Material provided:
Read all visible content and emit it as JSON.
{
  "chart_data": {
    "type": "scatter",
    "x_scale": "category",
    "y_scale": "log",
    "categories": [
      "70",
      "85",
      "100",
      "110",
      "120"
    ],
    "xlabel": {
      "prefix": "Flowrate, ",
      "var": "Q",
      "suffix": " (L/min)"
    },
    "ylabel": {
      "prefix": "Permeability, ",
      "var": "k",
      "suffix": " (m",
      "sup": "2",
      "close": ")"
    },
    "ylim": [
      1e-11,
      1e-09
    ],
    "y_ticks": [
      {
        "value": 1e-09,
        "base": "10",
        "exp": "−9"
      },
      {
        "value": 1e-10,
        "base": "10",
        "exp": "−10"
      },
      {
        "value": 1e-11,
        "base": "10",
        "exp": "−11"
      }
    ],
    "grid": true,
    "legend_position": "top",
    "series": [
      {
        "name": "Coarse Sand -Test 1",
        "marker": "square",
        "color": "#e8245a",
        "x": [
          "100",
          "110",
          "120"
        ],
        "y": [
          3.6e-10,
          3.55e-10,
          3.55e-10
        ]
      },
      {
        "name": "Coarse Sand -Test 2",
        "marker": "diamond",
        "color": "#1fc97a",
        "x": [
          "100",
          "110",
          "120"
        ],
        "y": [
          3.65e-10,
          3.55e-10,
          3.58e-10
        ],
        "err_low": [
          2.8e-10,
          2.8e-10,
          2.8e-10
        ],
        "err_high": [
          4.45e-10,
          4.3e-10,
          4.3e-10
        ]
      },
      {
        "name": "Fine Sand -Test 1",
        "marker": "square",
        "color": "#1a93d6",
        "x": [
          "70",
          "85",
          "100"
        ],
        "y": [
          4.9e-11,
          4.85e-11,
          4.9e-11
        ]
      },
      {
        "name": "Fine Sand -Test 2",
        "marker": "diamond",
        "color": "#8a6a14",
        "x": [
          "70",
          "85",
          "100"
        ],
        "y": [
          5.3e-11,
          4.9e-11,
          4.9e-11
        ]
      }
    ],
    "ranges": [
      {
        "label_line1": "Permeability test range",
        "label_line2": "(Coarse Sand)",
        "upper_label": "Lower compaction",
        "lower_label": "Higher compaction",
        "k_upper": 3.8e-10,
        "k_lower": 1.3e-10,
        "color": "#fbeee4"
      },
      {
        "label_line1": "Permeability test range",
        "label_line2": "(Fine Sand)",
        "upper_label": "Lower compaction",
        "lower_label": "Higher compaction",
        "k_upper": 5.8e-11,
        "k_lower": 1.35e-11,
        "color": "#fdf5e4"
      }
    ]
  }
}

Task details:
Everything in the listing above should be restated exactly.

Written reply:
Read all visible content and emit it as JSON.
{
  "chart_data": {
    "type": "scatter",
    "x_scale": "category",
    "y_scale": "log",
    "categories": [
      "70",
      "85",
      "100",
      "110",
      "120"
    ],
    "xlabel": {
      "prefix": "Flowrate, ",
      "var": "Q",
      "suffix": " (L/min)"
    },
    "ylabel": {
      "prefix": "Permeability, ",
      "var": "k",
      "suffix": " (m",
      "sup": "2",
      "close": ")"
    },
    "ylim": [
      1e-11,
      1e-09
    ],
    "y_ticks": [
      {
        "value": 1e-09,
        "base": "10",
        "exp": "−9"
      },
      {
        "value": 1e-10,
        "base": "10",
        "exp": "−10"
      },
      {
        "value": 1e-11,
        "base": "10",
        "exp": "−11"
      }
    ],
    "grid": true,
    "legend_position": "top",
    "series": [
      {
        "name": "Coarse Sand -Test 1",
        "marker": "square",
        "color": "#e8245a",
        "x": [
          "100",
          "110",
          "120"
        ],
        "y": [
          3.6e-10,
          3.55e-10,
          3.55e-10
        ]
      },
      {
        "name": "Coarse Sand -Test 2",
        "marker": "diamond",
        "color": "#1fc97a",
        "x": [
          "100",
          "110",
          "120"
        ],
        "y": [
          3.65e-10,
          3.55e-10,
          3.58e-10
        ],
        "err_low": [
          2.8e-10,
          2.8e-10,
          2.8e-10
        ],
        "err_high": [
          4.45e-10,
          4.3e-10,
          4.3e-10
        ]
      },
      {
        "name": "Fine Sand -Test 1",
        "marker": "square",
        "color": "#1a93d6",
        "x": [
          "70",
          "85",
          "100"
        ],
        "y": [
          4.9e-11,
          4.85e-11,
          4.9e-11
        ]
      },
      {
        "name": "Fine Sand -Test 2",
        "marker": "diamond",
        "color": "#8a6a14",
        "x": [
          "70",
          "85",
          "100"
        ],
        "y": [
          5.3e-11,
          4.9e-11,
          4.9e-11
        ]
      }
    ],
    "ranges": [
      {
        "label_line1": "Permeability test range",
        "label_line2": "(Coarse Sand)",
        "upper_label": "Lower compaction",
        "lower_label": "Higher compaction",
        "k_upper": 3.8e-10,
        "k_lower": 1.3e-10,
        "color": "#fbeee4"
      },
      {
        "label_line1": "Permeability test range",
        "label_line2": "(Fine Sand)",
        "upper_label": "Lower compaction",
        "lower_label": "Higher compaction",
        "k_upper": 5.8e-11,
        "k_lower": 1.35e-11,
        "color": "#fdf5e4"
      }
    ]
  }
}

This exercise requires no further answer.